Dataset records
• • • • •
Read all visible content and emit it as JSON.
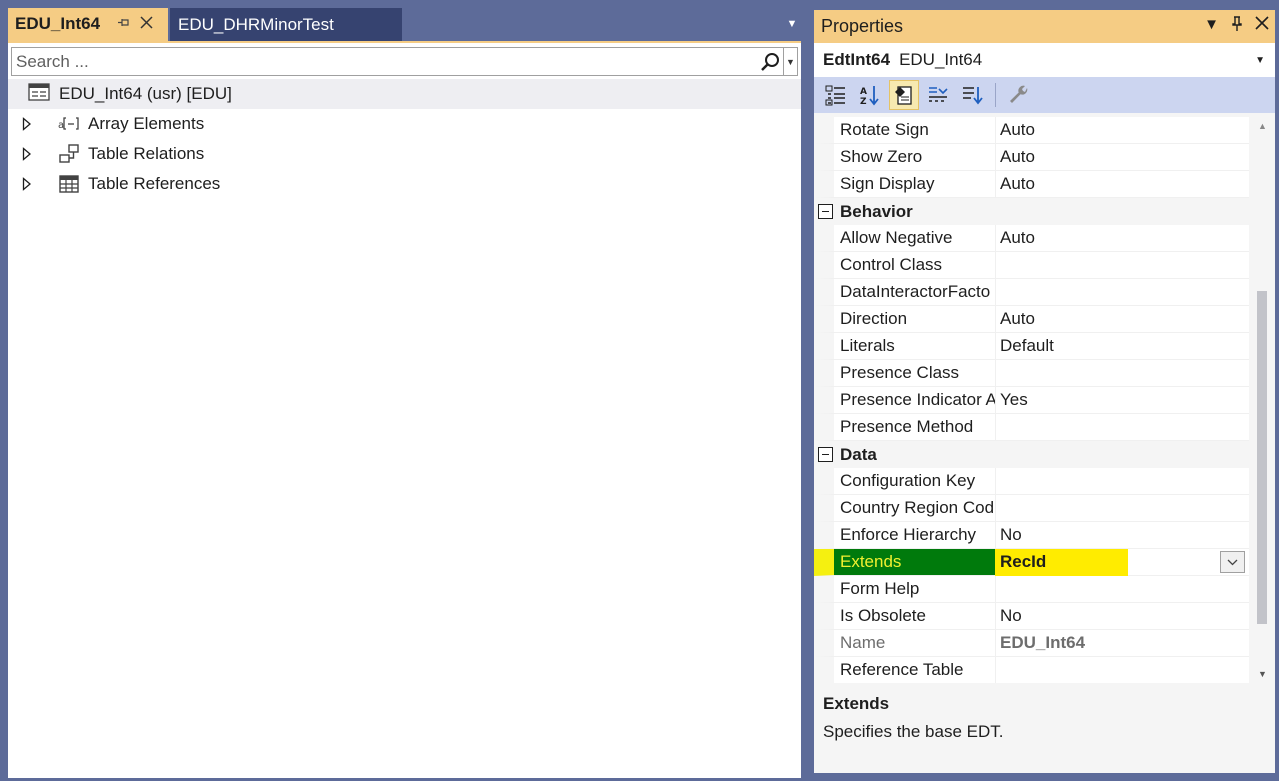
{
  "editor": {
    "tabs": [
      {
        "label": "EDU_Int64",
        "active": true
      },
      {
        "label": "EDU_DHRMinorTest",
        "active": false
      }
    ],
    "search": {
      "placeholder": "Search ...",
      "value": ""
    },
    "tree": {
      "root": "EDU_Int64 (usr) [EDU]",
      "items": [
        {
          "label": "Array Elements",
          "icon": "array-elements-icon"
        },
        {
          "label": "Table Relations",
          "icon": "table-relations-icon"
        },
        {
          "label": "Table References",
          "icon": "table-references-icon"
        }
      ]
    }
  },
  "properties": {
    "title": "Properties",
    "object_type": "EdtInt64",
    "object_name": "EDU_Int64",
    "rows": [
      {
        "kind": "prop",
        "name": "Rotate Sign",
        "value": "Auto"
      },
      {
        "kind": "prop",
        "name": "Show Zero",
        "value": "Auto"
      },
      {
        "kind": "prop",
        "name": "Sign Display",
        "value": "Auto"
      },
      {
        "kind": "category",
        "name": "Behavior"
      },
      {
        "kind": "prop",
        "name": "Allow Negative",
        "value": "Auto"
      },
      {
        "kind": "prop",
        "name": "Control Class",
        "value": ""
      },
      {
        "kind": "prop",
        "name": "DataInteractorFacto",
        "value": ""
      },
      {
        "kind": "prop",
        "name": "Direction",
        "value": "Auto"
      },
      {
        "kind": "prop",
        "name": "Literals",
        "value": "Default"
      },
      {
        "kind": "prop",
        "name": "Presence Class",
        "value": ""
      },
      {
        "kind": "prop",
        "name": "Presence Indicator A",
        "value": "Yes"
      },
      {
        "kind": "prop",
        "name": "Presence Method",
        "value": ""
      },
      {
        "kind": "category",
        "name": "Data"
      },
      {
        "kind": "prop",
        "name": "Configuration Key",
        "value": ""
      },
      {
        "kind": "prop",
        "name": "Country Region Cod",
        "value": ""
      },
      {
        "kind": "prop",
        "name": "Enforce Hierarchy",
        "value": "No"
      },
      {
        "kind": "prop",
        "name": "Extends",
        "value": "RecId",
        "selected": true
      },
      {
        "kind": "prop",
        "name": "Form Help",
        "value": ""
      },
      {
        "kind": "prop",
        "name": "Is Obsolete",
        "value": "No"
      },
      {
        "kind": "prop",
        "name": "Name",
        "value": "EDU_Int64",
        "readonly": true
      },
      {
        "kind": "prop",
        "name": "Reference Table",
        "value": ""
      }
    ],
    "description": {
      "title": "Extends",
      "text": "Specifies the base EDT."
    }
  },
  "colors": {
    "accent": "#f5cc84",
    "frame": "#5d6b99",
    "inactive_tab": "#364370",
    "toolbar": "#ccd5f0",
    "selected_name_bg": "#007a0c",
    "selected_value_bg": "#ffec00"
  }
}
• • • • •
* [TASK] Every line of the data should be copied as it stands, without the images.

* [TASK ANSWER]
Read all visible content and emit it as JSON.
{
  "editor": {
    "tabs": [
      {
        "label": "EDU_Int64",
        "active": true
      },
      {
        "label": "EDU_DHRMinorTest",
        "active": false
      }
    ],
    "search": {
      "placeholder": "Search ...",
      "value": ""
    },
    "tree": {
      "root": "EDU_Int64 (usr) [EDU]",
      "items": [
        {
          "label": "Array Elements",
          "icon": "array-elements-icon"
        },
        {
          "label": "Table Relations",
          "icon": "table-relations-icon"
        },
        {
          "label": "Table References",
          "icon": "table-references-icon"
        }
      ]
    }
  },
  "properties": {
    "title": "Properties",
    "object_type": "EdtInt64",
    "object_name": "EDU_Int64",
    "rows": [
      {
        "kind": "prop",
        "name": "Rotate Sign",
        "value": "Auto"
      },
      {
        "kind": "prop",
        "name": "Show Zero",
        "value": "Auto"
      },
      {
        "kind": "prop",
        "name": "Sign Display",
        "value": "Auto"
      },
      {
        "kind": "category",
        "name": "Behavior"
      },
      {
        "kind": "prop",
        "name": "Allow Negative",
        "value": "Auto"
      },
      {
        "kind": "prop",
        "name": "Control Class",
        "value": ""
      },
      {
        "kind": "prop",
        "name": "DataInteractorFacto",
        "value": ""
      },
      {
        "kind": "prop",
        "name": "Direction",
        "value": "Auto"
      },
      {
        "kind": "prop",
        "name": "Literals",
        "value": "Default"
      },
      {
        "kind": "prop",
        "name": "Presence Class",
        "value": ""
      },
      {
        "kind": "prop",
        "name": "Presence Indicator A",
        "value": "Yes"
      },
      {
        "kind": "prop",
        "name": "Presence Method",
        "value": ""
      },
      {
        "kind": "category",
        "name": "Data"
      },
      {
        "kind": "prop",
        "name": "Configuration Key",
        "value": ""
      },
      {
        "kind": "prop",
        "name": "Country Region Cod",
        "value": ""
      },
      {
        "kind": "prop",
        "name": "Enforce Hierarchy",
        "value": "No"
      },
      {
        "kind": "prop",
        "name": "Extends",
        "value": "RecId",
        "selected": true
      },
      {
        "kind": "prop",
        "name": "Form Help",
        "value": ""
      },
      {
        "kind": "prop",
        "name": "Is Obsolete",
        "value": "No"
      },
      {
        "kind": "prop",
        "name": "Name",
        "value": "EDU_Int64",
        "readonly": true
      },
      {
        "kind": "prop",
        "name": "Reference Table",
        "value": ""
      }
    ],
    "description": {
      "title": "Extends",
      "text": "Specifies the base EDT."
    }
  },
  "colors": {
    "accent": "#f5cc84",
    "frame": "#5d6b99",
    "inactive_tab": "#364370",
    "toolbar": "#ccd5f0",
    "selected_name_bg": "#007a0c",
    "selected_value_bg": "#ffec00"
  }
}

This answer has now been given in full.